§ **Data**:
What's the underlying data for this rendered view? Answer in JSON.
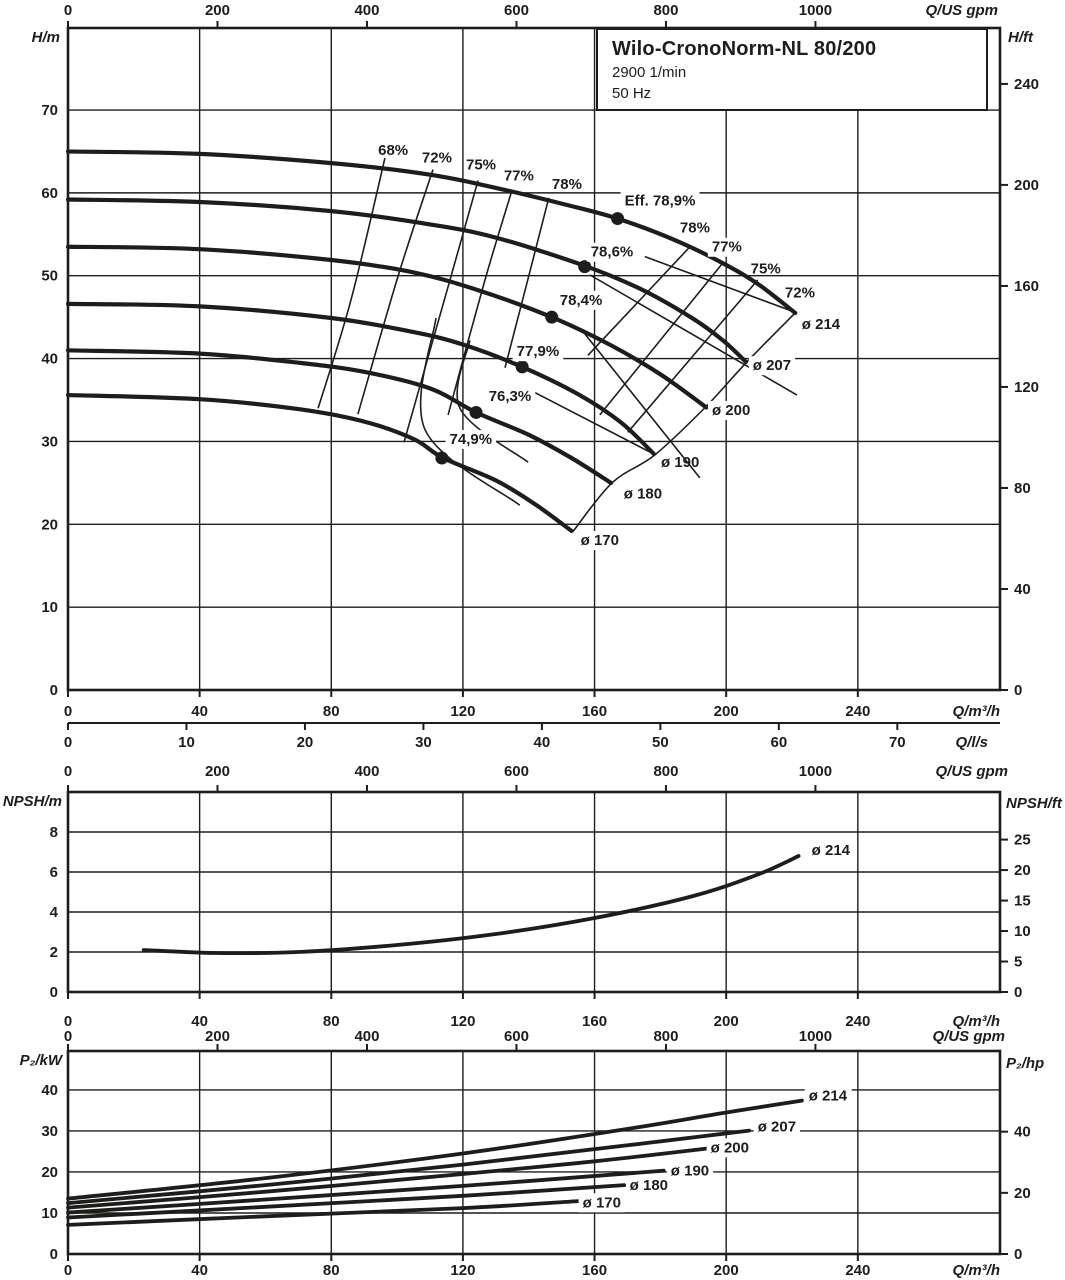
{
  "title_box": {
    "model": "Wilo-CronoNorm-NL 80/200",
    "speed": "2900 1/min",
    "frequency": "50 Hz"
  },
  "colors": {
    "ink": "#1d1d1b",
    "bg": "#ffffff",
    "label_bg": "#ffffff"
  },
  "chart_data": [
    {
      "id": "head_flow",
      "type": "line",
      "title": "Q-H curves",
      "axes": {
        "top": {
          "label": "Q/US gpm",
          "unit": "gpm",
          "ticks": [
            0,
            200,
            400,
            600,
            800,
            1000
          ]
        },
        "bottom": {
          "label": "Q/m³/h",
          "unit": "m3h",
          "ticks": [
            0,
            40,
            80,
            120,
            160,
            200,
            240
          ]
        },
        "bottom2": {
          "label": "Q/l/s",
          "unit": "ls",
          "ticks": [
            0,
            10,
            20,
            30,
            40,
            50,
            60,
            70
          ]
        },
        "left": {
          "label": "H/m",
          "ticks": [
            0,
            10,
            20,
            30,
            40,
            50,
            60,
            70
          ],
          "range": [
            0,
            79.9
          ]
        },
        "right": {
          "label": "H/ft",
          "unit": "ft",
          "ticks": [
            0,
            40,
            80,
            120,
            160,
            200,
            240
          ]
        }
      },
      "series": [
        {
          "name": "ø 214",
          "points": [
            [
              0,
              65
            ],
            [
              40,
              64.7
            ],
            [
              80,
              63.6
            ],
            [
              110,
              62.2
            ],
            [
              130,
              60.6
            ],
            [
              150,
              58.7
            ],
            [
              167,
              56.9
            ],
            [
              185,
              54.2
            ],
            [
              200,
              51.3
            ],
            [
              210,
              48.9
            ],
            [
              221,
              45.5
            ]
          ],
          "end_label": {
            "text": "ø 214",
            "q": 228.8,
            "v": 44.2,
            "boxed": false
          }
        },
        {
          "name": "ø 207",
          "points": [
            [
              0,
              59.2
            ],
            [
              40,
              58.9
            ],
            [
              80,
              57.8
            ],
            [
              110,
              56.2
            ],
            [
              130,
              54.6
            ],
            [
              157,
              51.2
            ],
            [
              175,
              48.2
            ],
            [
              190,
              44.8
            ],
            [
              199,
              42.2
            ],
            [
              206,
              39.6
            ]
          ],
          "end_label": {
            "text": "ø 207",
            "q": 213.9,
            "v": 39.2,
            "boxed": true
          }
        },
        {
          "name": "ø 200",
          "points": [
            [
              0,
              53.5
            ],
            [
              40,
              53.2
            ],
            [
              80,
              51.9
            ],
            [
              105,
              50.4
            ],
            [
              125,
              48.2
            ],
            [
              147,
              45.0
            ],
            [
              165,
              41.6
            ],
            [
              180,
              38.1
            ],
            [
              194,
              34.1
            ]
          ],
          "end_label": {
            "text": "ø 200",
            "q": 201.5,
            "v": 33.8,
            "boxed": true
          }
        },
        {
          "name": "ø 190",
          "points": [
            [
              0,
              46.6
            ],
            [
              40,
              46.3
            ],
            [
              80,
              44.9
            ],
            [
              105,
              43.2
            ],
            [
              120,
              41.7
            ],
            [
              138,
              39.0
            ],
            [
              155,
              35.7
            ],
            [
              168,
              32.3
            ],
            [
              178,
              28.5
            ]
          ],
          "end_label": {
            "text": "ø 190",
            "q": 186.0,
            "v": 27.5,
            "boxed": false
          }
        },
        {
          "name": "ø 180",
          "points": [
            [
              0,
              41.0
            ],
            [
              40,
              40.6
            ],
            [
              70,
              39.5
            ],
            [
              90,
              38.4
            ],
            [
              110,
              36.4
            ],
            [
              124,
              33.5
            ],
            [
              140,
              30.8
            ],
            [
              153,
              28.0
            ],
            [
              165,
              25.0
            ]
          ],
          "end_label": {
            "text": "ø 180",
            "q": 174.7,
            "v": 23.7,
            "boxed": false
          }
        },
        {
          "name": "ø 170",
          "points": [
            [
              0,
              35.6
            ],
            [
              40,
              35.1
            ],
            [
              70,
              33.9
            ],
            [
              90,
              32.4
            ],
            [
              105,
              30.3
            ],
            [
              114,
              28.0
            ],
            [
              130,
              25.3
            ],
            [
              142,
              22.4
            ],
            [
              153,
              19.2
            ]
          ],
          "end_label": {
            "text": "ø 170",
            "q": 161.6,
            "v": 18.1,
            "boxed": true
          }
        }
      ],
      "best_efficiency_points": [
        {
          "label": "Eff. 78,9%",
          "q": 167.0,
          "v": 56.9,
          "lq": 179.9,
          "lv": 59.1
        },
        {
          "label": "78,6%",
          "q": 157.0,
          "v": 51.1,
          "lq": 165.3,
          "lv": 52.9
        },
        {
          "label": "78,4%",
          "q": 147.0,
          "v": 45.0,
          "lq": 155.9,
          "lv": 47.1
        },
        {
          "label": "77,9%",
          "q": 138.0,
          "v": 39.0,
          "lq": 142.8,
          "lv": 40.9
        },
        {
          "label": "76,3%",
          "q": 124.0,
          "v": 33.5,
          "lq": 134.3,
          "lv": 35.5
        },
        {
          "label": "74,9%",
          "q": 113.6,
          "v": 28.0,
          "lq": 122.4,
          "lv": 30.3
        }
      ],
      "efficiency_labels": [
        {
          "text": "68%",
          "q": 98.8,
          "v": 65.2,
          "boxed": false
        },
        {
          "text": "72%",
          "q": 112.1,
          "v": 64.3,
          "boxed": false
        },
        {
          "text": "75%",
          "q": 125.5,
          "v": 63.4,
          "boxed": false
        },
        {
          "text": "77%",
          "q": 137.0,
          "v": 62.1,
          "boxed": false
        },
        {
          "text": "78%",
          "q": 151.6,
          "v": 61.1,
          "boxed": false
        },
        {
          "text": "78%",
          "q": 190.5,
          "v": 55.8,
          "boxed": false
        },
        {
          "text": "77%",
          "q": 200.2,
          "v": 53.5,
          "boxed": true
        },
        {
          "text": "75%",
          "q": 212.0,
          "v": 50.9,
          "boxed": false
        },
        {
          "text": "72%",
          "q": 222.4,
          "v": 48.0,
          "boxed": false
        }
      ],
      "efficiency_mesh": [
        {
          "name": "eff-68-left",
          "points": [
            [
              96.3,
              64.2
            ],
            [
              86,
              47.1
            ],
            [
              76,
              34
            ]
          ]
        },
        {
          "name": "eff-72-left",
          "points": [
            [
              110.9,
              62.8
            ],
            [
              100.5,
              50.2
            ],
            [
              88.1,
              33.3
            ]
          ]
        },
        {
          "name": "eff-75-left",
          "points": [
            [
              124.6,
              61.5
            ],
            [
              115,
              48
            ],
            [
              102.1,
              29.9
            ]
          ]
        },
        {
          "name": "eff-77-left",
          "points": [
            [
              134.9,
              60.3
            ],
            [
              126.5,
              49.2
            ],
            [
              115.5,
              33.2
            ]
          ]
        },
        {
          "name": "eff-78-left",
          "points": [
            [
              146.1,
              59.4
            ],
            [
              139.5,
              49.2
            ],
            [
              132.8,
              38.9
            ]
          ]
        },
        {
          "name": "eff-78-right",
          "points": [
            [
              189,
              53.5
            ],
            [
              158,
              40.4
            ]
          ]
        },
        {
          "name": "eff-77-right",
          "points": [
            [
              199.3,
              51.7
            ],
            [
              161.6,
              33.2
            ]
          ]
        },
        {
          "name": "eff-75-right",
          "points": [
            [
              209.6,
              49.5
            ],
            [
              170.1,
              31.1
            ]
          ]
        },
        {
          "name": "eff-72-right",
          "points": [
            [
              220.9,
              45.5
            ],
            [
              206.3,
              39.6
            ],
            [
              193.6,
              34.1
            ],
            [
              178.4,
              28.4
            ],
            [
              165.3,
              25
            ],
            [
              153.4,
              19.1
            ]
          ]
        },
        {
          "name": "mesh-diag-1",
          "points": [
            [
              175.3,
              52.3
            ],
            [
              220.9,
              45.6
            ]
          ]
        },
        {
          "name": "mesh-diag-2",
          "points": [
            [
              158.6,
              50.1
            ],
            [
              221.5,
              35.6
            ]
          ]
        },
        {
          "name": "mesh-diag-3",
          "points": [
            [
              156.2,
              43.4
            ],
            [
              192,
              25.6
            ]
          ]
        },
        {
          "name": "mesh-diag-4",
          "points": [
            [
              140.4,
              36.2
            ],
            [
              178.4,
              28.4
            ]
          ]
        },
        {
          "name": "mesh-loop-1",
          "points": [
            [
              111.8,
              44.9
            ],
            [
              108.5,
              31.4
            ],
            [
              137.3,
              22.3
            ]
          ]
        },
        {
          "name": "mesh-loop-2",
          "points": [
            [
              122.1,
              42.2
            ],
            [
              119.1,
              34
            ],
            [
              139.8,
              27.5
            ]
          ]
        }
      ]
    },
    {
      "id": "npsh",
      "type": "line",
      "title": "NPSH curve",
      "axes": {
        "top": {
          "label": "Q/US gpm",
          "unit": "gpm",
          "ticks": [
            0,
            200,
            400,
            600,
            800,
            1000
          ]
        },
        "bottom": {
          "label": "Q/m³/h",
          "unit": "m3h",
          "ticks": [
            0,
            40,
            80,
            120,
            160,
            200,
            240
          ]
        },
        "left": {
          "label": "NPSH/m",
          "ticks": [
            0,
            2,
            4,
            6,
            8
          ],
          "range": [
            0,
            10
          ]
        },
        "right": {
          "label": "NPSH/ft",
          "unit": "ft",
          "ticks": [
            0,
            5,
            10,
            15,
            20,
            25
          ]
        }
      },
      "series": [
        {
          "name": "ø 214",
          "points": [
            [
              23,
              2.1
            ],
            [
              45,
              1.95
            ],
            [
              70,
              2.0
            ],
            [
              100,
              2.35
            ],
            [
              130,
              2.9
            ],
            [
              160,
              3.7
            ],
            [
              190,
              4.8
            ],
            [
              210,
              5.9
            ],
            [
              222,
              6.8
            ]
          ],
          "end_label": {
            "text": "ø 214",
            "q": 231.8,
            "v": 7.1,
            "boxed": false
          }
        }
      ]
    },
    {
      "id": "power",
      "type": "line",
      "title": "P2 curves",
      "axes": {
        "top": {
          "label": "Q/US gpm",
          "unit": "gpm",
          "ticks": [
            0,
            200,
            400,
            600,
            800,
            1000
          ]
        },
        "bottom": {
          "label": "Q/m³/h",
          "unit": "m3h",
          "ticks": [
            0,
            40,
            80,
            120,
            160,
            200,
            240
          ]
        },
        "left": {
          "label": "P₂/kW",
          "ticks": [
            0,
            10,
            20,
            30,
            40
          ],
          "range": [
            0,
            49.5
          ]
        },
        "right": {
          "label": "P₂/hp",
          "unit": "hp",
          "ticks": [
            0,
            20,
            40
          ]
        }
      },
      "series": [
        {
          "name": "ø 214",
          "points": [
            [
              0,
              13.5
            ],
            [
              60,
              18.5
            ],
            [
              120,
              24.5
            ],
            [
              170,
              30.5
            ],
            [
              200,
              34.5
            ],
            [
              223,
              37.4
            ]
          ],
          "end_label": {
            "text": "ø 214",
            "q": 230.9,
            "v": 38.6,
            "boxed": true
          }
        },
        {
          "name": "ø 207",
          "points": [
            [
              0,
              12.4
            ],
            [
              60,
              16.8
            ],
            [
              120,
              21.8
            ],
            [
              170,
              26.5
            ],
            [
              207,
              30.1
            ]
          ],
          "end_label": {
            "text": "ø 207",
            "q": 215.4,
            "v": 31.1,
            "boxed": true
          }
        },
        {
          "name": "ø 200",
          "points": [
            [
              0,
              11.3
            ],
            [
              60,
              15.2
            ],
            [
              120,
              19.5
            ],
            [
              160,
              22.6
            ],
            [
              194,
              25.7
            ]
          ],
          "end_label": {
            "text": "ø 200",
            "q": 201.1,
            "v": 26.0,
            "boxed": true
          }
        },
        {
          "name": "ø 190",
          "points": [
            [
              0,
              10.1
            ],
            [
              60,
              13.3
            ],
            [
              120,
              16.6
            ],
            [
              181,
              20.3
            ]
          ],
          "end_label": {
            "text": "ø 190",
            "q": 189.0,
            "v": 20.4,
            "boxed": true
          }
        },
        {
          "name": "ø 180",
          "points": [
            [
              0,
              8.9
            ],
            [
              60,
              11.5
            ],
            [
              120,
              14.2
            ],
            [
              169,
              16.8
            ]
          ],
          "end_label": {
            "text": "ø 180",
            "q": 176.5,
            "v": 16.8,
            "boxed": false
          }
        },
        {
          "name": "ø 170",
          "points": [
            [
              0,
              7.1
            ],
            [
              60,
              9.2
            ],
            [
              120,
              11.2
            ],
            [
              155,
              12.9
            ]
          ],
          "end_label": {
            "text": "ø 170",
            "q": 162.2,
            "v": 12.6,
            "boxed": true
          }
        }
      ]
    }
  ]
}
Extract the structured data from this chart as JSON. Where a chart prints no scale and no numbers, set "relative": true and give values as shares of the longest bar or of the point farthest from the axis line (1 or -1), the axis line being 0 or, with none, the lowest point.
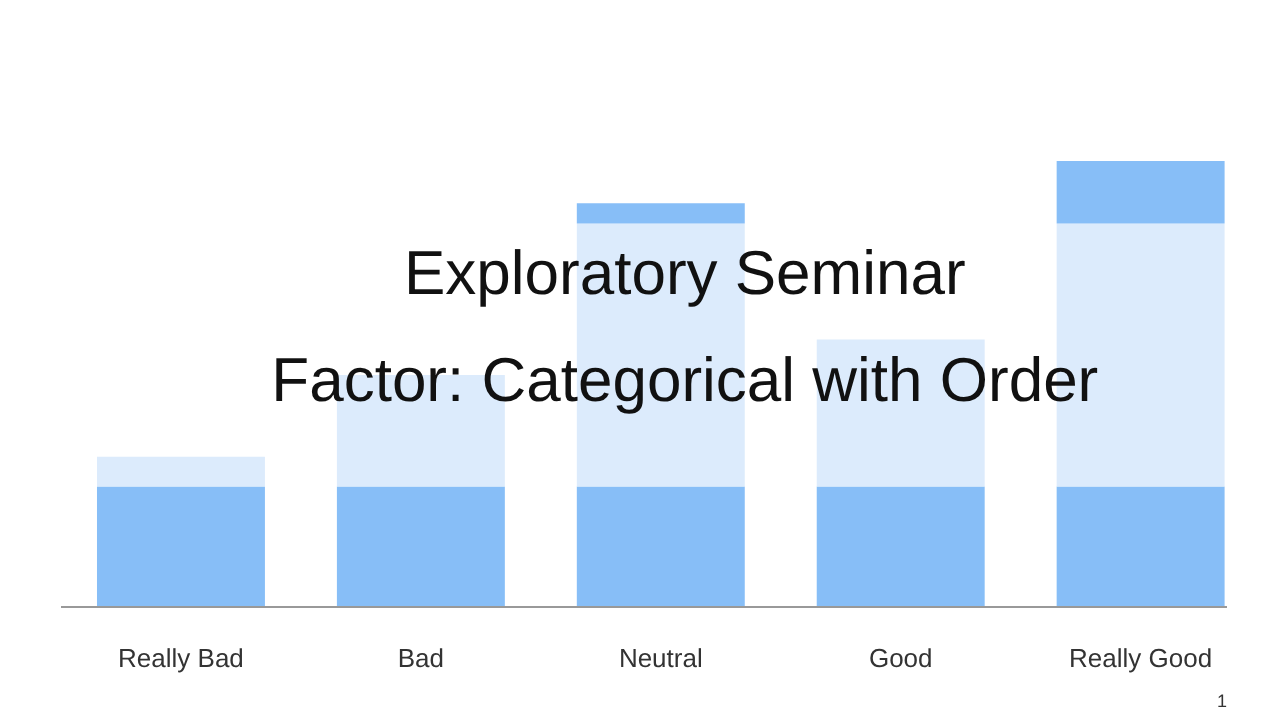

§ **Task instructions**:
From the records above, pick out and copy each line holding the word "left".

§ **Written solution**:
        "left": {
          "name": "eff-68-left",
          "name": "eff-72-left",
          "name": "eff-75-left",
          "name": "eff-77-left",
          "name": "eff-78-left",
        "left": {
        "left": {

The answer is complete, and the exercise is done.